◆ **Data entries**
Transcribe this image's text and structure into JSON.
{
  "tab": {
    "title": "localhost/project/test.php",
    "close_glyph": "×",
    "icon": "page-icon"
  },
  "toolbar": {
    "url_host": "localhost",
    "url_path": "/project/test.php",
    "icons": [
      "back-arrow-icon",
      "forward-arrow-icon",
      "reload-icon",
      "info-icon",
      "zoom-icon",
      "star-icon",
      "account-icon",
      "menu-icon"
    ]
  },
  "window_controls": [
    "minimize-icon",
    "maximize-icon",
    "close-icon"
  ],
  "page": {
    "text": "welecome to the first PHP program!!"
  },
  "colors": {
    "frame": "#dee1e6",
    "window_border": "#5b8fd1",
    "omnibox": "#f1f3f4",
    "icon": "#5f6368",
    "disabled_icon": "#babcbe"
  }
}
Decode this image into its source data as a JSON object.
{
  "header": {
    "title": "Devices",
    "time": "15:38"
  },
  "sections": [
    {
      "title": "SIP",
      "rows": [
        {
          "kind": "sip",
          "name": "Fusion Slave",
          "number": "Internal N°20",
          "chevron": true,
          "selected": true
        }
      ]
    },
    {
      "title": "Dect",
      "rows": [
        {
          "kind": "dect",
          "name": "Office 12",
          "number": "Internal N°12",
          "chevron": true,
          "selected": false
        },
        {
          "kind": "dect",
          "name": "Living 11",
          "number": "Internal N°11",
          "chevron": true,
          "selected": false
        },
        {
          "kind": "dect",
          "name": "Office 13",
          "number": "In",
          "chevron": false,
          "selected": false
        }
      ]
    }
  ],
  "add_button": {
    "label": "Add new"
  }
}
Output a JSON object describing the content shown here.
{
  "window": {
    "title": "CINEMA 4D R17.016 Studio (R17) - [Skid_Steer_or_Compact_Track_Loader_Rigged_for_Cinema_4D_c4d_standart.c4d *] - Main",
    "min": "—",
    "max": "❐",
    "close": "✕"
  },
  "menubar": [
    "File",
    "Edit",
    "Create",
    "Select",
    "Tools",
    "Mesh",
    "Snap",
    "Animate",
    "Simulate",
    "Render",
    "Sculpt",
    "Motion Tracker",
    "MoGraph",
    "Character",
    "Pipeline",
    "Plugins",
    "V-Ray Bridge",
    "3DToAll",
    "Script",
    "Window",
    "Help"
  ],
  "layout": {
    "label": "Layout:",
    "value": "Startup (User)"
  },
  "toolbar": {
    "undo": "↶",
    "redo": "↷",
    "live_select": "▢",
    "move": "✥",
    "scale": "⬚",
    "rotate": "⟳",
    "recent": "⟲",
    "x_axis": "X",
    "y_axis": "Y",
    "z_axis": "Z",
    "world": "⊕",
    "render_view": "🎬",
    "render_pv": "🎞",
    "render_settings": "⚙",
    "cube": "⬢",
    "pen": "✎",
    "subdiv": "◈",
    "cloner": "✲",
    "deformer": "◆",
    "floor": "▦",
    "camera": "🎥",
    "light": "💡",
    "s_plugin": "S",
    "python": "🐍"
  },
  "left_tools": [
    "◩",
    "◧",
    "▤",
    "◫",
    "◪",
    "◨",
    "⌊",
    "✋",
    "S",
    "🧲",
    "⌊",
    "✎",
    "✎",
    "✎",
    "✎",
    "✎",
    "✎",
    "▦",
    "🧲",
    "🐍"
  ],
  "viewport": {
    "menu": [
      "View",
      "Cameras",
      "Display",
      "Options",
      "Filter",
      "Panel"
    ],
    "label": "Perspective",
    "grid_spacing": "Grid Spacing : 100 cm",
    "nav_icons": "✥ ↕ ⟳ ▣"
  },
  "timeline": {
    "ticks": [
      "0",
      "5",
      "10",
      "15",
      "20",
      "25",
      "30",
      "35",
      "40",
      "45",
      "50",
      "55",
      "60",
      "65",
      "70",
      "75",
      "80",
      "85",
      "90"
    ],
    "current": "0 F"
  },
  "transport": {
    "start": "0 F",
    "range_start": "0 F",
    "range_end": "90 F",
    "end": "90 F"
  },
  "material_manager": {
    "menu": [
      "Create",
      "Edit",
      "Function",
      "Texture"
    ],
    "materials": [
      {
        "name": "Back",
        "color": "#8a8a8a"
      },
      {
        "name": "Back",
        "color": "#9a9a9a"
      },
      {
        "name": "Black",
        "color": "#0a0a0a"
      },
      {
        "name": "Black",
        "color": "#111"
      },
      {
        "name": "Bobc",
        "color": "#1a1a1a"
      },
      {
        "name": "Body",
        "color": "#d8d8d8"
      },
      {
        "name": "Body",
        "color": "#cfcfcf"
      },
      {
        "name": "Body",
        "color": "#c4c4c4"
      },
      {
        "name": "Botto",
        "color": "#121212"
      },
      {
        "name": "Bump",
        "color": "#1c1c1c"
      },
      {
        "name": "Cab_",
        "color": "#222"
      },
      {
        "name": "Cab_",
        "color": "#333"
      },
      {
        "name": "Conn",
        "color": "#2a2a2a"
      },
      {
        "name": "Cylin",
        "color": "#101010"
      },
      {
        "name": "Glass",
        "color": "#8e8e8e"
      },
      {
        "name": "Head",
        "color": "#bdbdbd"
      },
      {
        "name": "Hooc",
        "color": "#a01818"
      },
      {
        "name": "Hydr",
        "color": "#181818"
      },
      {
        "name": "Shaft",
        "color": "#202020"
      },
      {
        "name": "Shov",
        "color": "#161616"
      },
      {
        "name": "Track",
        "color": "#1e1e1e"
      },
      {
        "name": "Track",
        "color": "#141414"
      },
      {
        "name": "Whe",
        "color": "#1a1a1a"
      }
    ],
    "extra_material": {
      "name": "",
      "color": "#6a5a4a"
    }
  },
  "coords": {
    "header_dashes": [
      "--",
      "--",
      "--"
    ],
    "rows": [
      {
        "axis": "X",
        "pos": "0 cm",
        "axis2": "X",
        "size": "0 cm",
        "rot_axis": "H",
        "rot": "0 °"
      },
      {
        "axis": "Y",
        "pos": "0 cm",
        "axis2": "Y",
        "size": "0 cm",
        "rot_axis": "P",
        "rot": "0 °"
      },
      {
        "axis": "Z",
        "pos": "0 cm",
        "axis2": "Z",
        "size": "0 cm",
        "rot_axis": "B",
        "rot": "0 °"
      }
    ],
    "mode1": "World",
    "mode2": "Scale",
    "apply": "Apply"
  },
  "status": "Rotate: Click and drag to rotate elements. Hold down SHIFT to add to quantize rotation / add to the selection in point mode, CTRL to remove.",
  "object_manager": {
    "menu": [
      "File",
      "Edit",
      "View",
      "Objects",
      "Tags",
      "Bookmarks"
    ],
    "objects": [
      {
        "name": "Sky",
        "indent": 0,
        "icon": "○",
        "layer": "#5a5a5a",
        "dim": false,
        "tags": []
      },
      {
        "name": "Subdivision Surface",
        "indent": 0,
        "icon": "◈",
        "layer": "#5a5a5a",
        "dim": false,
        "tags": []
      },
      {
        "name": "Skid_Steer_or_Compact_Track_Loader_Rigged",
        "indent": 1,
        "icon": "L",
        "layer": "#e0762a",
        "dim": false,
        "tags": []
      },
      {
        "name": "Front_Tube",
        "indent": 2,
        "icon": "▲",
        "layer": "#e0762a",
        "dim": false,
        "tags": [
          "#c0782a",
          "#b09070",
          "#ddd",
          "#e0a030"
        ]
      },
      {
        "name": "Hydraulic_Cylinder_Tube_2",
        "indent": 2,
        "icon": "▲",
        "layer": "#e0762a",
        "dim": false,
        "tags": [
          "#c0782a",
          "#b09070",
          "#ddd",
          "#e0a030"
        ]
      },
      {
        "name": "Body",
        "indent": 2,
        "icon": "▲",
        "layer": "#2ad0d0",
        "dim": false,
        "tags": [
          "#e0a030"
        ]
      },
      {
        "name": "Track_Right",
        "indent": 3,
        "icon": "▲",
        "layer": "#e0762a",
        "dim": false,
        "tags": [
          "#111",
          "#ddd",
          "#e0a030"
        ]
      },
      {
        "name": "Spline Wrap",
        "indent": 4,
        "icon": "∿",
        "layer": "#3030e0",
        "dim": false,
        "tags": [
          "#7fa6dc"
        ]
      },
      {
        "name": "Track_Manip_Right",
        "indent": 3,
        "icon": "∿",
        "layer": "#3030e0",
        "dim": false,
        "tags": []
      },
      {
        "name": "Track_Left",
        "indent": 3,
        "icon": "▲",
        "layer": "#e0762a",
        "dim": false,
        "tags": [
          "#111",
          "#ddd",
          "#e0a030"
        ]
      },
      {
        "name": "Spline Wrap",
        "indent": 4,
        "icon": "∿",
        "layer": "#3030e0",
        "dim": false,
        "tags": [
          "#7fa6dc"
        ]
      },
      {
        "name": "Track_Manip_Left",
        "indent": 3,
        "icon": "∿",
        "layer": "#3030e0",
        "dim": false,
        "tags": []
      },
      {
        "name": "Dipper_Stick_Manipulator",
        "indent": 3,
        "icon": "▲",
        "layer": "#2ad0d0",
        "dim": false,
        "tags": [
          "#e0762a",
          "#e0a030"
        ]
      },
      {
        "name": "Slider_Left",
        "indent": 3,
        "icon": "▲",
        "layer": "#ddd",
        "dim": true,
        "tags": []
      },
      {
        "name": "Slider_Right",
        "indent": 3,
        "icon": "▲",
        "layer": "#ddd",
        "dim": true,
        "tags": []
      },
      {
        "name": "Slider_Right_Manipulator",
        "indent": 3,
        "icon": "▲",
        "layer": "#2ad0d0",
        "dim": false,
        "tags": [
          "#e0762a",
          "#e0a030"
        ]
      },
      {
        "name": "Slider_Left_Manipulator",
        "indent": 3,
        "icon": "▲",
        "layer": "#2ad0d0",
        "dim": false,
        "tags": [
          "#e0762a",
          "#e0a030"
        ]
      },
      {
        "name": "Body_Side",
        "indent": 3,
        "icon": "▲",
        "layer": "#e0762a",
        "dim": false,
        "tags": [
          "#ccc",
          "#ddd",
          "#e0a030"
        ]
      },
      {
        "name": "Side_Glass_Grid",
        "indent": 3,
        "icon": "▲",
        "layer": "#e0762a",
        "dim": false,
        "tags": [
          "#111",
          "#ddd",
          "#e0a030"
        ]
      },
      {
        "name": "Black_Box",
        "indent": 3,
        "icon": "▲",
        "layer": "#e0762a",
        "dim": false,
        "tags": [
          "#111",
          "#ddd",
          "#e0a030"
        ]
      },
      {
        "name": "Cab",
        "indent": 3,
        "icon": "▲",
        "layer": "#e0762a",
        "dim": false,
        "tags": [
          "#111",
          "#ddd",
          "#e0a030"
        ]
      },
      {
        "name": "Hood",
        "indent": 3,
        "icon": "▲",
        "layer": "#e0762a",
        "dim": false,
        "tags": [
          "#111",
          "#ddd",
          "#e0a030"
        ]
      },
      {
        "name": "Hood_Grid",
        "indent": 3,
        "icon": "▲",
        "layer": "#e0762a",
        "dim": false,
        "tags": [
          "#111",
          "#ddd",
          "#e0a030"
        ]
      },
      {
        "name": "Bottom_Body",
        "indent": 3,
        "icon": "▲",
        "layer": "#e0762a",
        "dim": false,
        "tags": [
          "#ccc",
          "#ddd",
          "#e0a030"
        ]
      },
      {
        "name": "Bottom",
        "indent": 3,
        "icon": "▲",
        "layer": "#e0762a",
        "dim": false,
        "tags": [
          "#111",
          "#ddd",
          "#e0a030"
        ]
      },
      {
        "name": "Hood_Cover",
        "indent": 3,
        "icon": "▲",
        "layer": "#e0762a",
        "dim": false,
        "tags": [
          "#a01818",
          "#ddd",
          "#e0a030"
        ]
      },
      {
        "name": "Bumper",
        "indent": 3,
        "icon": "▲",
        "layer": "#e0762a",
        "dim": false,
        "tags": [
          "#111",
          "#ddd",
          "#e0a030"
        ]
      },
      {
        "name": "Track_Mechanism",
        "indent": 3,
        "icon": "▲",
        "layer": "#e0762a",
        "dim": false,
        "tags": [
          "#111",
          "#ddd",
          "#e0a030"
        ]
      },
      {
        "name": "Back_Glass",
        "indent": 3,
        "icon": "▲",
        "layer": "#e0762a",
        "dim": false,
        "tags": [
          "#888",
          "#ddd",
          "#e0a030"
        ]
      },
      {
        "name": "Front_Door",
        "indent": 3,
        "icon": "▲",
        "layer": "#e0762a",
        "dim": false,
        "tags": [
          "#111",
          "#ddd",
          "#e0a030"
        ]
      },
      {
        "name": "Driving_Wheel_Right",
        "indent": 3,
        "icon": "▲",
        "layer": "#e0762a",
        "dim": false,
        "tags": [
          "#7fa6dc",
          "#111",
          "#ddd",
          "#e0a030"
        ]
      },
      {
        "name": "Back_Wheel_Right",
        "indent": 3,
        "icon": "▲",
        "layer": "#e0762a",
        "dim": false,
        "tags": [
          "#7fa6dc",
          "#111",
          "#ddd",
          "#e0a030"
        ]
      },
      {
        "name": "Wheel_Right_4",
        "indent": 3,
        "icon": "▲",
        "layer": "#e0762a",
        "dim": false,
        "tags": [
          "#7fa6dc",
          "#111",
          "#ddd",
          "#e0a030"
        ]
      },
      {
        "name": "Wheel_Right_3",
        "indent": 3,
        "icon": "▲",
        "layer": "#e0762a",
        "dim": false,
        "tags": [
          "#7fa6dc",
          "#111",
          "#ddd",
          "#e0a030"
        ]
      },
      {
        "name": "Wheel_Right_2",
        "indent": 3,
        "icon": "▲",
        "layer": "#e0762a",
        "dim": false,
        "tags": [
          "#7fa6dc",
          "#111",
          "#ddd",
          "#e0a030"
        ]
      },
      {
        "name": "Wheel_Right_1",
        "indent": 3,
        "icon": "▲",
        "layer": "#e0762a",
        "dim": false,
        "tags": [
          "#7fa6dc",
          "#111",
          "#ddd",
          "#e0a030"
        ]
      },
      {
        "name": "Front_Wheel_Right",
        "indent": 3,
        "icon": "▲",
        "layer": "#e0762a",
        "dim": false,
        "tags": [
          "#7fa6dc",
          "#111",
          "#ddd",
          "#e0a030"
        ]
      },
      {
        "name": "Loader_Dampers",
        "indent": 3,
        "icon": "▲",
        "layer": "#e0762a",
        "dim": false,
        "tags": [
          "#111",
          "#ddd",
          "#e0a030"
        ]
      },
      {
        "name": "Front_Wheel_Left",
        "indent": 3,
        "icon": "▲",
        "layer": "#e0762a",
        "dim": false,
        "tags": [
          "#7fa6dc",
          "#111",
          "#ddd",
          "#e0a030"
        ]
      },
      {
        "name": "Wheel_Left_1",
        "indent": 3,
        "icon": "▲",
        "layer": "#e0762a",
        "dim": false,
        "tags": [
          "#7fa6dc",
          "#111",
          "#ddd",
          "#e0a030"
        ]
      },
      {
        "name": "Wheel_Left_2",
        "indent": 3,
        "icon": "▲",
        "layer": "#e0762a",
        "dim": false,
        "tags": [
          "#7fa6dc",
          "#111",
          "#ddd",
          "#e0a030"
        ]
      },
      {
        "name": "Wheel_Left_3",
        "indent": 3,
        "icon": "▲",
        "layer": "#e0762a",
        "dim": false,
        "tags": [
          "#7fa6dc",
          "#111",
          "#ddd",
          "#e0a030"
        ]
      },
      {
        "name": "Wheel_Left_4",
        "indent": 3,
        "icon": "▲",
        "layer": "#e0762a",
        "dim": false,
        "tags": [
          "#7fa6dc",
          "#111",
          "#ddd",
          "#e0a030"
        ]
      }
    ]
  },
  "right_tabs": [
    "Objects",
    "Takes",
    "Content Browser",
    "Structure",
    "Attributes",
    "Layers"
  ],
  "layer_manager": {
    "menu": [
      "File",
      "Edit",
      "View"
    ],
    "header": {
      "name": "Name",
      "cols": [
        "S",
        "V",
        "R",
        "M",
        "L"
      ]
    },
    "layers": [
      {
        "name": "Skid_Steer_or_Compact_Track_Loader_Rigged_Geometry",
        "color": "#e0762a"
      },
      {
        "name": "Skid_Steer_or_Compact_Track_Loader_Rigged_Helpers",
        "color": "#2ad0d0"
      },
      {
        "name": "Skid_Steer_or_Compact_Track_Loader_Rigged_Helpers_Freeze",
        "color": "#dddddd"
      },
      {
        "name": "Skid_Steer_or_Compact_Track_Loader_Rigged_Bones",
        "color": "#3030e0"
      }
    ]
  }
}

◆ **Task statement**
Go through the material above and count the lines that contain "into"; answer with the number alone.

◆ **Exercise response**
2